*TASKS TO CARRY OUT*
[1] Copy the stretch of the passage on independent authorship from "(This may be" through "opposite, in fact.)".
[2] Write the next part of the passage on independent authorship, picking up after its final sentence.

BEGIN PAGE EXCERPT

Because I realized somewhere along the way not that I didn’t want to be part of that system but rather that I maybe didn’t fit into it. That my novels and stories might always befuddle and confound some poor marketing folks because they wouldn’t know what the hell to do with them. Something like Meets Girl—a debut literary novel that functions equally as a satire of said . . .? Time travel is a difficult market in the first place, never mind when a novel attempts to not only define but also depict a temporal paradox and higher-level theories of quantum mechanics.
(I can only imagine some poor acquisitions editor attempting to pitch Meets Girl at a production meeting. “Remember that movie Adaptation? Well, like that, but a novel. About a guy who meets the Devil. Well. It might be the Devil. Or not. It’s about a girl—or maybe writing. I’m not sure. Oh, and did I mention that it has quotes from other novels? I forgot that bit.”)
For me, independence has little to do with means of distribution or ways of doing business and a lot more to do with creating work outside the environment mentioned above. Once, I mentioned that I didn’t understand why independent filmmakers weren’t called “self-whatever” but independent authors were called “self-published,” but I notice that Wikipedia, at the time of this writing, notes that independent filmmaking has less to do with distribution and everything to do with someone creating work outside the system created by major movie studios.
(This may be changing. Over the past few months, I’ve seen Rolling Stone call independent albums “self-released” and independent films “self-distributed. Which isn’t exactly the progress one would have hoped. It’s pretty much the exact opposite, in fact.)

END PAGE EXCERPT
BEGIN STUDY MATERIAL

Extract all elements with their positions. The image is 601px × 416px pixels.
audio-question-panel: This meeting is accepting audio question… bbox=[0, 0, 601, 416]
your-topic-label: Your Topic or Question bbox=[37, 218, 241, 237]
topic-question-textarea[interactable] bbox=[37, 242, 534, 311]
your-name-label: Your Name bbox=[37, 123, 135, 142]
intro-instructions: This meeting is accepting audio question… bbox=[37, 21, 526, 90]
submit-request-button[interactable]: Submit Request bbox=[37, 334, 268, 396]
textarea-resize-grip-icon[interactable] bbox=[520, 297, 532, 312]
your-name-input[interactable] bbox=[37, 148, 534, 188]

END STUDY MATERIAL

*TASK-BY-TASK OUTPUTS*
[1]
(This may be changing. Over the past few months, I’ve seen Rolling Stone call independent albums “self-released” and independent films “self-distributed. Which isn’t exactly the progress one would have hoped. It’s pretty much the exact opposite, in fact.)

[2]
Ditto independent musicians. It’s arguably less about selling CDs (?) at tables when playing in bars and more about producing an album without the involvement of a major label.
(Here there is an analogy to be made between editors and producers. Even an independent musician needs a good producer to make a great album; even an independent author needs a good editor to make a great novel. Just as an independent musician can hire a producer, so too can an independent author hire an editor. One doesn’t need to be part of the corporate system to do either.)
Independence, to me, doesn’t mean uploading to Amazon. It means that as an author, I operate outside the realm of literary agents and corporate publishers. Of course some will make the argument I’m giving up one corporation for another, but the fundamental difference is two-fold: first, in terms of access and second in terms of analogy. For me, Amazon is not acting as corporate publishers did—it’s acting, rather, as corporate booksellers did, and so it’s all more akin to removing literary agents and corporate publishers from the equation and getting books directly into bookstores, except of course bookstores don’t exist, and onto bookshelves, except the bookshelves are nearly every internet-connected screen in the world.
For me, as an author—not even to mention as a reader—that’s revolutionary. And revolutionary is something I’ve always wanted to be.
Independence gives me that opportunity, to do with as I will. That freedom to both fail and thrive, that ability to experiment and question. As anyone who’s read my choose-your-own-adventure noir “Jamais Plus” knows, I like to experiment.
The way I see it, I have a job to do, and that job is storytelling. As a professional writer, part of my job is to use whatever tools I can to do my job, and so far as I can see, Amazon and Kindle are in the long run both better tools with which to do my job than literary agents, publishers, and Barnes & Noble. I think “in the long run” is an important phrase there, because I think it’s important to realize that writing and storytelling and building a career are long-term endeavors, and especially for authors might take too long for corporations or people associated with them to invest in except in extraordinarily rare cases.
February 7, 2012 at 11:04 am
Well said Will, and well done Eagle Scout! My writers group absolutely hammered at me to query my little picture book but I knew what I wanted to do. I didn’t say it as well as you did. I’m going to share your blog with the group. Thanks
February 7, 2012 at 11:38 am
Thanks Crystal! I hope your group enjoys it as you did.